#### TE MAKEN OPDRACHTEN:
• 1. Vat het artikel over de vaste bezoekers van Spijkers met Koppen in twee zinnen samen.
• 2. Zet het artikel over de vaste bezoekers van Spijkers met Koppen voort, aansluitend op de laatste alinea.

Het publiek is misschien wel het geheime ingrediënt van het succes van Spijkers met Koppen. Vijf vaste bezoekers over waarom zij er élke zaterdag weer bij willen zijn.
Verschenen in de VARAgids, 25 november 2025. Op de omslagfoto: Elles en Jan.
Bijna elke zaterdagochtend staan ze om half tien voor de ingang van café The Florin in Utrecht: Jan, Elles, Ton, Rita en Raymond. Dat de deuren pas om half elf open gaan, deert ze niet. Ze wachten met hun vaste clubje gerust een uur om als eerste naar binnen te kunnen en de beste zitplekken te bemachtigen, ook als het regent. “Alleen als het echt slecht weer is, sla ik weleens een weekje over,” zegt Rita Groenewoud (75) uit Nieuwegein. “Maar in principe ben ik er elke week. Het is een soort verslaving.”
Eenmaal binnen proberen ze een plek te bemachtigen op de houten bankjes die pal voor de gesprekstafel staan. Het valt op hoe dicht het publiek op de presentatoren en de gasten zit in deze ouderwetse pub – de voorste rij zit bijna met de knieën tegen de tafel. “Vroeger zaten we helemaal vooraan,” zegt de 72-jarige Jan de Birk uit Hilversum, “maar die plaatsen zijn de laatste jaren gereserveerd voor de gasten en hun aanhang.” Lachend: “Ik heb ook begrepen dat de VARA niet altijd hetzelfde smoelwerk in beeld wil hebben, want het programma wordt sinds enige tijd ook gefilmd. Sindsdien zijn we verbannen tot de zijbeuken.”
Links naast hem zit Ton Verschuren (61) uit Zeist. Door een spierziekte zit hij al een groot deel van zijn leven in een rolstoel, maar dat belet hem niet om elke week live naar zijn favoriete radioprogramma te komen luisteren. “Ik kom hier al 31 jaar,” zegt hij met enige trots. “In die eerste jaren werd het nog gepresenteerd door Jack Spijkerman en Felix Meurders. Wat ik zo leuk vind aan het programma, is dat het zo afwisselend is. Ja, het stramien staat natuurlijk vast: ze beginnen met muziek, dan komt er een actueel onderwerp, dan een stukje cabaret, dan weer muziek, maar het is nooit hetzelfde. Het gaat ook lekker snel: een onderwerp duurt hooguit een minuut of zeven.”
Voor de enkeling die het programma niet kent: Spijkers met Koppen is een satirisch radioprogramma dat al sinds 1988 op zaterdagmiddag tussen 12:00 en 14:00 uur live wordt uitgezonden op NPO Radio 2. Het programma wordt gepresenteerd door Dolf Jansen en Willemijn Veenhoven. Zij wisselen gesprekken over opvallend nieuws en culturele onderwerpen af met bijdragen van cabaretiers en live-muziek.

#### FRAGMENT UIT GEGEVENSSET:
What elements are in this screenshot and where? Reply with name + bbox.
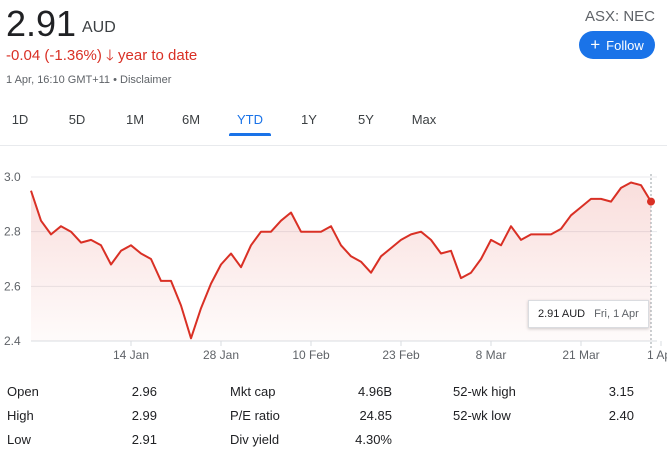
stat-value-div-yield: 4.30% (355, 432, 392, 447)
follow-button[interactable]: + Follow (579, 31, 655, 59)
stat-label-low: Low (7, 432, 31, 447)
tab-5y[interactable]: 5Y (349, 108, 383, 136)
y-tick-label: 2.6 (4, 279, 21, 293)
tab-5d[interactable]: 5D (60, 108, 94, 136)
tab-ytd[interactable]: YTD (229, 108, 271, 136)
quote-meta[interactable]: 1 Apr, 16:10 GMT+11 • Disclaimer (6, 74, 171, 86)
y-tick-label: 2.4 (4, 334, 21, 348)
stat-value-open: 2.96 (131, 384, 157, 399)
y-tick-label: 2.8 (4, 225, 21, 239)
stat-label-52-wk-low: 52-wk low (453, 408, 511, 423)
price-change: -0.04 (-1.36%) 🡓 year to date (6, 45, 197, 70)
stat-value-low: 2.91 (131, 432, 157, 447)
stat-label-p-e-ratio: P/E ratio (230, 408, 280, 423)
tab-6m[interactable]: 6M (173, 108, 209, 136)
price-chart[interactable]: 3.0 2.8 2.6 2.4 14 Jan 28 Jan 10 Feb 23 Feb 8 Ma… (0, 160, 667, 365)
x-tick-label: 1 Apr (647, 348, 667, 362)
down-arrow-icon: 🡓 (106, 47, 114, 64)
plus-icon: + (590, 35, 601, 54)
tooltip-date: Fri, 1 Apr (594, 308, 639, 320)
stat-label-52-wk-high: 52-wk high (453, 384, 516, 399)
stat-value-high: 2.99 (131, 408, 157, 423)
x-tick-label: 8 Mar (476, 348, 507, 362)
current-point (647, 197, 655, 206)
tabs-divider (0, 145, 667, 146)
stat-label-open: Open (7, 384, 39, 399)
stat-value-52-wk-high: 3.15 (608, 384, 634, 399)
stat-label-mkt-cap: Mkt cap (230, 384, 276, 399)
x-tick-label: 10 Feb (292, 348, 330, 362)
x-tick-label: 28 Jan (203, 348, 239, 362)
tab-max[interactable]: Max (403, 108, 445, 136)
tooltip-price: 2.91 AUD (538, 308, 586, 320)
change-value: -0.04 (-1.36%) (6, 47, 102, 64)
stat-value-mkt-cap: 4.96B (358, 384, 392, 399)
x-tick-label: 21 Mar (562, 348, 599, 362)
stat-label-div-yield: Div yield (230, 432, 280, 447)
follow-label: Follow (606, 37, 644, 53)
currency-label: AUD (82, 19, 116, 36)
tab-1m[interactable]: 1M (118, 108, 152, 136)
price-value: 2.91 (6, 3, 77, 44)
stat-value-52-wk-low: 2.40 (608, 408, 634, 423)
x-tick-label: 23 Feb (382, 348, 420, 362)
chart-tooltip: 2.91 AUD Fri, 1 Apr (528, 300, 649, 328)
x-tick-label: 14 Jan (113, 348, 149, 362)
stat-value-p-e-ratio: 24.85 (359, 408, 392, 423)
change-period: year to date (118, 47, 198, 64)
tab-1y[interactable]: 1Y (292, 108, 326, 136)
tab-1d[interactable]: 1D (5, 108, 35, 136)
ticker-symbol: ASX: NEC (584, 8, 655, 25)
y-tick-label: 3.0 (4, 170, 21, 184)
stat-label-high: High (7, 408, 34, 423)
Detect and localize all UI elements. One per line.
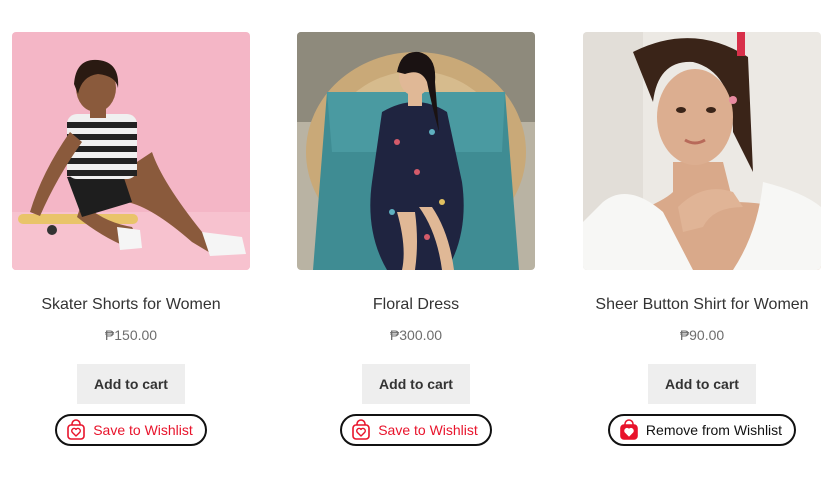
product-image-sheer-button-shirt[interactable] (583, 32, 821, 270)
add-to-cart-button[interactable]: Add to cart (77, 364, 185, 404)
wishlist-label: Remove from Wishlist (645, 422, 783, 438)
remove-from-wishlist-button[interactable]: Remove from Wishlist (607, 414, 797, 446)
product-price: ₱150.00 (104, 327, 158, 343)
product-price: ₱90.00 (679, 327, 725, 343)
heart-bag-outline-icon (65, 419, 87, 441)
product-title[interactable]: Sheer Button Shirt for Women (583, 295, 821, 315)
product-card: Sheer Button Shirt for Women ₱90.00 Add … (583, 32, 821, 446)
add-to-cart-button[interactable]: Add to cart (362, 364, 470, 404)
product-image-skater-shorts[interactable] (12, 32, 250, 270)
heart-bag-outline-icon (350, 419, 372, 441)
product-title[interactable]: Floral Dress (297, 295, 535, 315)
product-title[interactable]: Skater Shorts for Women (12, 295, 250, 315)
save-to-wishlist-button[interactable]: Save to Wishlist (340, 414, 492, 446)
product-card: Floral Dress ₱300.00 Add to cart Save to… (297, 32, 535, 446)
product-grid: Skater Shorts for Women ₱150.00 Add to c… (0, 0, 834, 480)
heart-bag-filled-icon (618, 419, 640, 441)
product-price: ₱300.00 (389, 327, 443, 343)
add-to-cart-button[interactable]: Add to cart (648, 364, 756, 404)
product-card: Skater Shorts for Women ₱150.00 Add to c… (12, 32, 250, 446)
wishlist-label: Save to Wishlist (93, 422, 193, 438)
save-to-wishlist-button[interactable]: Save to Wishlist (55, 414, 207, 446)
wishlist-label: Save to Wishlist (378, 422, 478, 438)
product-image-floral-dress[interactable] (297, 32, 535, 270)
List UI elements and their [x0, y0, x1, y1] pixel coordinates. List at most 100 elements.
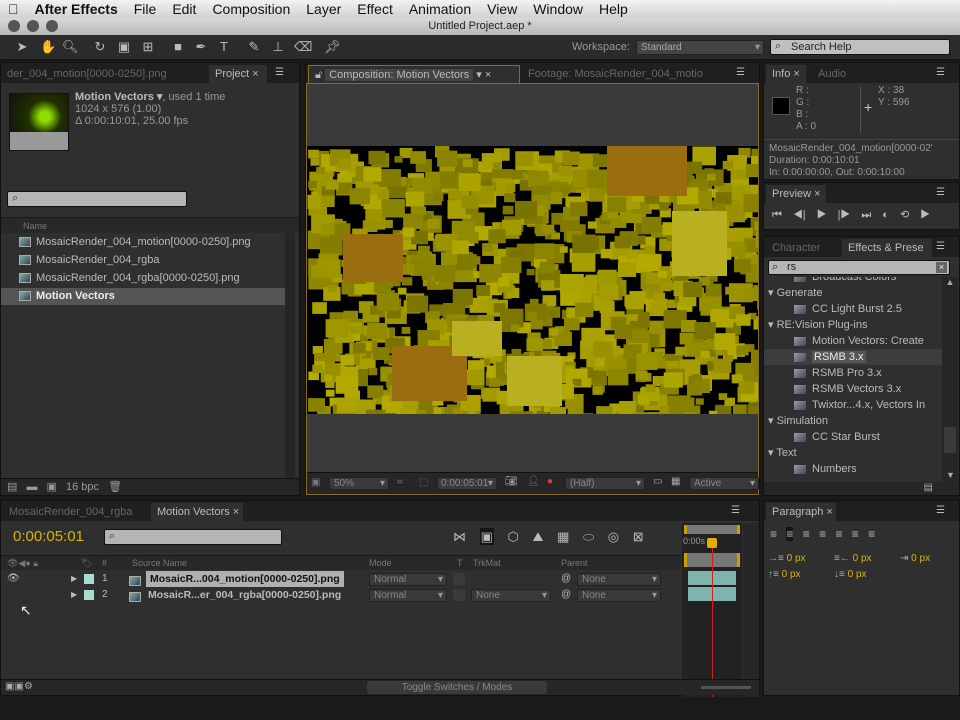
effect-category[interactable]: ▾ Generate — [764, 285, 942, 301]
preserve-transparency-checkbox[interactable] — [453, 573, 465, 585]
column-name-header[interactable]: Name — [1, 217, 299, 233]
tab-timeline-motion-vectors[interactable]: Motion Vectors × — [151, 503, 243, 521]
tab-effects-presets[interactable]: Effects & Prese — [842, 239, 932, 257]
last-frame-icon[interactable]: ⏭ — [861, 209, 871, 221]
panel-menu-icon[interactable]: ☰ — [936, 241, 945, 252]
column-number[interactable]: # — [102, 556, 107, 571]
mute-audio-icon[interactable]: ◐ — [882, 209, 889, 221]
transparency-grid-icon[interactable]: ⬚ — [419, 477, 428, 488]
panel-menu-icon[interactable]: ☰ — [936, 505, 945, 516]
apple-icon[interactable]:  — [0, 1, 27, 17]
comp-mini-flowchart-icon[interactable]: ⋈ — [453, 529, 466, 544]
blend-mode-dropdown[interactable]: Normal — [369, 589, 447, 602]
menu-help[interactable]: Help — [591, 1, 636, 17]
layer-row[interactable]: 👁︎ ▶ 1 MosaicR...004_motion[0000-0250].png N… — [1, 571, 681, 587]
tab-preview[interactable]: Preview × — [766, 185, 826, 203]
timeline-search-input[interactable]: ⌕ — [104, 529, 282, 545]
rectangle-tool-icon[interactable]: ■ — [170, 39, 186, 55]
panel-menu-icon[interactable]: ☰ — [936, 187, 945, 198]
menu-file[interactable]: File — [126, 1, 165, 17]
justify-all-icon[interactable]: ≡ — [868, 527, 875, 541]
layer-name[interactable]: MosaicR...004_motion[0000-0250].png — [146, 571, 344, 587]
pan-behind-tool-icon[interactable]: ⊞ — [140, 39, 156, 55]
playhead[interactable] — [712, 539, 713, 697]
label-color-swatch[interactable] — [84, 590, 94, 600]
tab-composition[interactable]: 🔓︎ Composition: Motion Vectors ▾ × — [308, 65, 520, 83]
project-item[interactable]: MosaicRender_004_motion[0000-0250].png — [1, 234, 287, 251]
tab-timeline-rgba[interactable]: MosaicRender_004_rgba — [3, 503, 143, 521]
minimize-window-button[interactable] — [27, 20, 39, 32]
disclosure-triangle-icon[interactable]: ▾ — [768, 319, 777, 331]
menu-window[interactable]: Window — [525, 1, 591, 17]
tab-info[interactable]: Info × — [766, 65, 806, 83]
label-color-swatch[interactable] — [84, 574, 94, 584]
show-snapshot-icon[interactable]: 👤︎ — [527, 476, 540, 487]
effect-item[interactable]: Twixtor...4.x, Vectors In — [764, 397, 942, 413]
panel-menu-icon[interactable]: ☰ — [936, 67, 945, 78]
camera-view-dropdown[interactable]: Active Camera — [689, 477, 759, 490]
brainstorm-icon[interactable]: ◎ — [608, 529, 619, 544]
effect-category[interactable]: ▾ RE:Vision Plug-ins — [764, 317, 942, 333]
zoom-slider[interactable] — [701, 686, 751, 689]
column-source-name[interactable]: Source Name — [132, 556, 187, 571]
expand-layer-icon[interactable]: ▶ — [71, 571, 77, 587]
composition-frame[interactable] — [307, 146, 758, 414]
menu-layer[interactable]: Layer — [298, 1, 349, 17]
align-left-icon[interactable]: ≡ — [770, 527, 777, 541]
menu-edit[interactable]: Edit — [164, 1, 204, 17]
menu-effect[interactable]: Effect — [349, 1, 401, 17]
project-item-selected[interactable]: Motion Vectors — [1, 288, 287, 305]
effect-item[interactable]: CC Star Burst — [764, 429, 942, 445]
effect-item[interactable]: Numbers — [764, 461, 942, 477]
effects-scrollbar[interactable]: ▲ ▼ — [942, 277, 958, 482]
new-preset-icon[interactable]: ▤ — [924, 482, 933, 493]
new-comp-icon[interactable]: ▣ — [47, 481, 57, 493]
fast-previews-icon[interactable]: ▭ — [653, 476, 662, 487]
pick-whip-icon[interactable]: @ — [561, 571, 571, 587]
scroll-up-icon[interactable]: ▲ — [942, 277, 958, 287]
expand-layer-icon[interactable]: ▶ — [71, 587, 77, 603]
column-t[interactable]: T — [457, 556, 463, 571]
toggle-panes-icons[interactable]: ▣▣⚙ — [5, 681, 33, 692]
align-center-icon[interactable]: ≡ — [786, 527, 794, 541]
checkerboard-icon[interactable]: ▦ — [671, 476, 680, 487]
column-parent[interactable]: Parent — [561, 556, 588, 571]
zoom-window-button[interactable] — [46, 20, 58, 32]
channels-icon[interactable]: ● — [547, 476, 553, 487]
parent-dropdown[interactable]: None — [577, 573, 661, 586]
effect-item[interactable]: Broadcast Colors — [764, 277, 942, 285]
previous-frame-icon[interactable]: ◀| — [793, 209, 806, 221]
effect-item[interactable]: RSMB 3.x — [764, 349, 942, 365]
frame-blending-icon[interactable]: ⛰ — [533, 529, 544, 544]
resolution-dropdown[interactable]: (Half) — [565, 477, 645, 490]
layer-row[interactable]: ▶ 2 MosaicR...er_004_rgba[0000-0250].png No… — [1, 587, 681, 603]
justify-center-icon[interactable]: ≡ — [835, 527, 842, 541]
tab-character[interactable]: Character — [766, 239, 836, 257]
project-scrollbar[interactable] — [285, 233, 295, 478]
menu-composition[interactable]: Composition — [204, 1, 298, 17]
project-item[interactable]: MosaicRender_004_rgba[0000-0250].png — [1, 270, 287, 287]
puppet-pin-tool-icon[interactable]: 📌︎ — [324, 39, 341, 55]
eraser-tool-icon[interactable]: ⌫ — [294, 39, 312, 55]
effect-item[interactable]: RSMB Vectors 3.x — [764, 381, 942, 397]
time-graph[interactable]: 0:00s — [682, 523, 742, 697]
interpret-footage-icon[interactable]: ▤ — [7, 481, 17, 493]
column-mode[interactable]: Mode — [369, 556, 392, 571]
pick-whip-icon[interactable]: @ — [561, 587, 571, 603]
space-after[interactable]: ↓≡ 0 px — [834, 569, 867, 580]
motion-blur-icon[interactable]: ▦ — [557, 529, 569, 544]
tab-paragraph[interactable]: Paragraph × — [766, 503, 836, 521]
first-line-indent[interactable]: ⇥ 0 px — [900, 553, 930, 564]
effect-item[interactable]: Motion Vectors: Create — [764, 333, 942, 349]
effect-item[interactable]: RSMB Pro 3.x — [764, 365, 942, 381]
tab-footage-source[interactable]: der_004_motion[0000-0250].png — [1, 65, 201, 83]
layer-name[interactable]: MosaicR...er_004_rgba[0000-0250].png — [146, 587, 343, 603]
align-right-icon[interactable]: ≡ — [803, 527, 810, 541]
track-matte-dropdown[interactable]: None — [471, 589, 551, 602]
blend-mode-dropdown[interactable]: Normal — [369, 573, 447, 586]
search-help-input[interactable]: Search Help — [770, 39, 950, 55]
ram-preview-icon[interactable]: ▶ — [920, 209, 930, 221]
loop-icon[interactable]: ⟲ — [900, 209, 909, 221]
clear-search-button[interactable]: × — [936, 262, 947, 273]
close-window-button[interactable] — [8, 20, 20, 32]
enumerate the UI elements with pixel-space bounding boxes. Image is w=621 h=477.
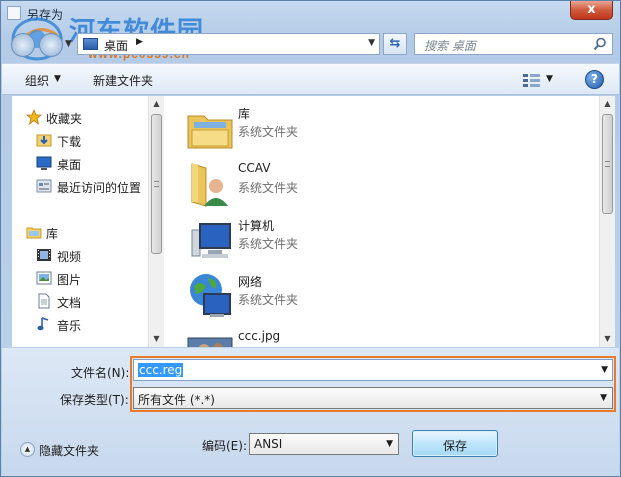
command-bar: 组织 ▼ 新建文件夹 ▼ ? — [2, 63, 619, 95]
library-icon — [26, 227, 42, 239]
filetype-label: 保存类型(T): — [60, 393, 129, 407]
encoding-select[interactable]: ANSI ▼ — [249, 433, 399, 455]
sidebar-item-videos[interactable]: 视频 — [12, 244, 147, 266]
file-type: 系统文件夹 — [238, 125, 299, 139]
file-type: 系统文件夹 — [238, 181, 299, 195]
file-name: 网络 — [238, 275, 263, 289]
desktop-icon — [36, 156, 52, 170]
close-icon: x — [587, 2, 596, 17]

#### ANTWOORDEN OP VOLGORDE:
• 1. Een vast clubje bezoekers, bestaande uit Jan, Elles, Ton, Rita en Raymond, wacht bijna elke zaterdagochtend een uur voor de opening bij café The Florin in Utrecht om als eerste binnen te zijn en de beste zitplekken te bemachtigen. Ton Verschuren komt er al 31 jaar en waardeert vooral de afwisseling en het snelle tempo van dit satirische radioprogramma, dat sinds 1988 op zaterdagmiddag live op NPO Radio 2 wordt uitgezonden.

• 2.
De groep vaste bezoekers informeert elkaar via de speciaal daarvoor opgerichte Whatsappgroep ‘De Spijkers App’ over wie er deze week gaan en wie niet. “Of, als er tickets beschikbaar komen voor de opnames Even Tot Hier, dan laten we dat ook aan elkaar weten via deze appgroep,” zegt Rita, die naast een fervent bezoeker van Spijkers met Koppen ook vaak te vinden is in de studio’s van Pauw & De Wit en Even Tot Hier. “Ja, allemaal VARA-programma’s. Ik ben al bijna mijn hele leven lid en trouw geabonneerd op de VARAgids. Doe jullie hoofdredacteur trouwens de hartelijke groeten. Hij was hier een tijd geleden met zijn kinderen, die ik toen een pepermuntje heb gegeven. Tot mijn grote verrassing schreef hij daar een week later over in zijn column. Dat stukje heb ik natuurlijk uitgeknipt.”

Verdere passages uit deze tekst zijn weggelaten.